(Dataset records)
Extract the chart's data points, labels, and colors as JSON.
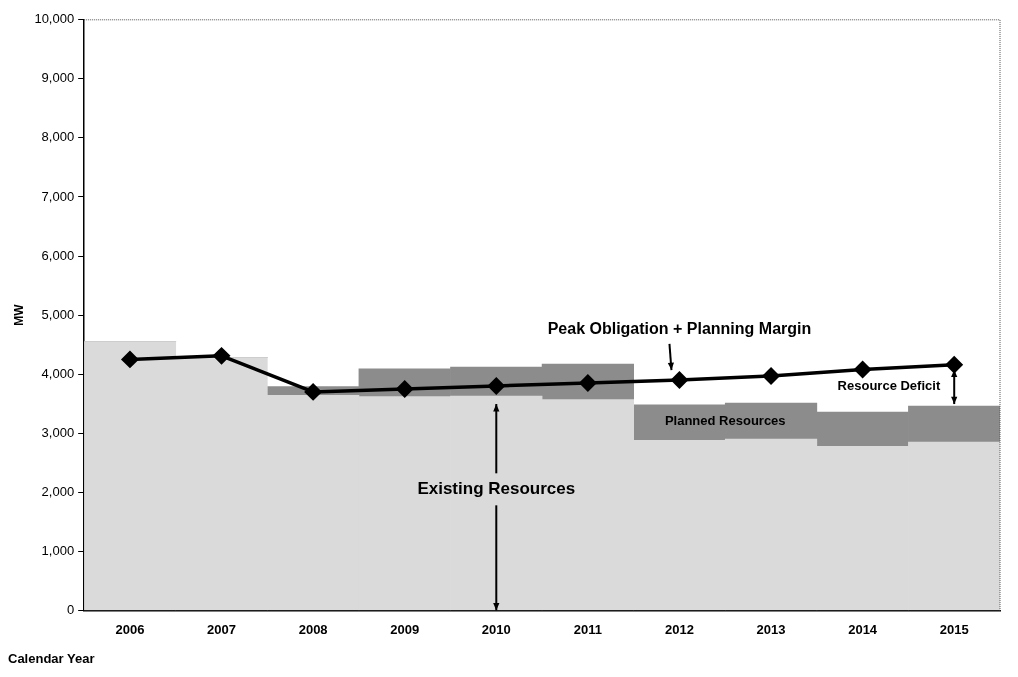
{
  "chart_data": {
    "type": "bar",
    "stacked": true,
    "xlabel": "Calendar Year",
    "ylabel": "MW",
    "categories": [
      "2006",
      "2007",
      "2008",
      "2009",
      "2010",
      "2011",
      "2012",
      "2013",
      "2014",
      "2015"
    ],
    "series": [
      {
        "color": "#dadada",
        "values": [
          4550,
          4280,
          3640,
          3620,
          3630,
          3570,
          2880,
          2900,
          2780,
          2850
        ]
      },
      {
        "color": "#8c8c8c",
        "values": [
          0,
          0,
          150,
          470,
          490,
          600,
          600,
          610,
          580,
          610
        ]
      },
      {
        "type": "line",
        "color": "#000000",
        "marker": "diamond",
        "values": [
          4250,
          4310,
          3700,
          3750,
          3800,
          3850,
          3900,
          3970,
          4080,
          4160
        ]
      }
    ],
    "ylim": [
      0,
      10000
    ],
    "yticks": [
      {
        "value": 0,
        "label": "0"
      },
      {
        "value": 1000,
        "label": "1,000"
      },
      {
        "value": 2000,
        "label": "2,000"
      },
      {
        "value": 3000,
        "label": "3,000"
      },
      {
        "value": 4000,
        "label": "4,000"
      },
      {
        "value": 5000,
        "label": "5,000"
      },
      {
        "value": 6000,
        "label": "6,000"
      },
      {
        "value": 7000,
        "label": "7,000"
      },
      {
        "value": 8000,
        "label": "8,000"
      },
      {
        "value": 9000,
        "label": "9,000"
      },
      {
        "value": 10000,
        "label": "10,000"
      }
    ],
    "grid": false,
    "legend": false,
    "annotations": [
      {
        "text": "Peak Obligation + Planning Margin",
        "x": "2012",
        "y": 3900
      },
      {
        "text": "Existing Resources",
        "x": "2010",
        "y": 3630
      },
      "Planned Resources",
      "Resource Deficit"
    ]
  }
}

Work instructions:
Reproduce each line exactly, please, except for any pictures.

Solution to this problem:
Extract the chart's data points, labels, and colors as JSON.
{
  "chart_data": {
    "type": "bar",
    "stacked": true,
    "xlabel": "Calendar Year",
    "ylabel": "MW",
    "categories": [
      "2006",
      "2007",
      "2008",
      "2009",
      "2010",
      "2011",
      "2012",
      "2013",
      "2014",
      "2015"
    ],
    "series": [
      {
        "color": "#dadada",
        "values": [
          4550,
          4280,
          3640,
          3620,
          3630,
          3570,
          2880,
          2900,
          2780,
          2850
        ]
      },
      {
        "color": "#8c8c8c",
        "values": [
          0,
          0,
          150,
          470,
          490,
          600,
          600,
          610,
          580,
          610
        ]
      },
      {
        "type": "line",
        "color": "#000000",
        "marker": "diamond",
        "values": [
          4250,
          4310,
          3700,
          3750,
          3800,
          3850,
          3900,
          3970,
          4080,
          4160
        ]
      }
    ],
    "ylim": [
      0,
      10000
    ],
    "yticks": [
      {
        "value": 0,
        "label": "0"
      },
      {
        "value": 1000,
        "label": "1,000"
      },
      {
        "value": 2000,
        "label": "2,000"
      },
      {
        "value": 3000,
        "label": "3,000"
      },
      {
        "value": 4000,
        "label": "4,000"
      },
      {
        "value": 5000,
        "label": "5,000"
      },
      {
        "value": 6000,
        "label": "6,000"
      },
      {
        "value": 7000,
        "label": "7,000"
      },
      {
        "value": 8000,
        "label": "8,000"
      },
      {
        "value": 9000,
        "label": "9,000"
      },
      {
        "value": 10000,
        "label": "10,000"
      }
    ],
    "grid": false,
    "legend": false,
    "annotations": [
      {
        "text": "Peak Obligation + Planning Margin",
        "x": "2012",
        "y": 3900
      },
      {
        "text": "Existing Resources",
        "x": "2010",
        "y": 3630
      },
      "Planned Resources",
      "Resource Deficit"
    ]
  }
}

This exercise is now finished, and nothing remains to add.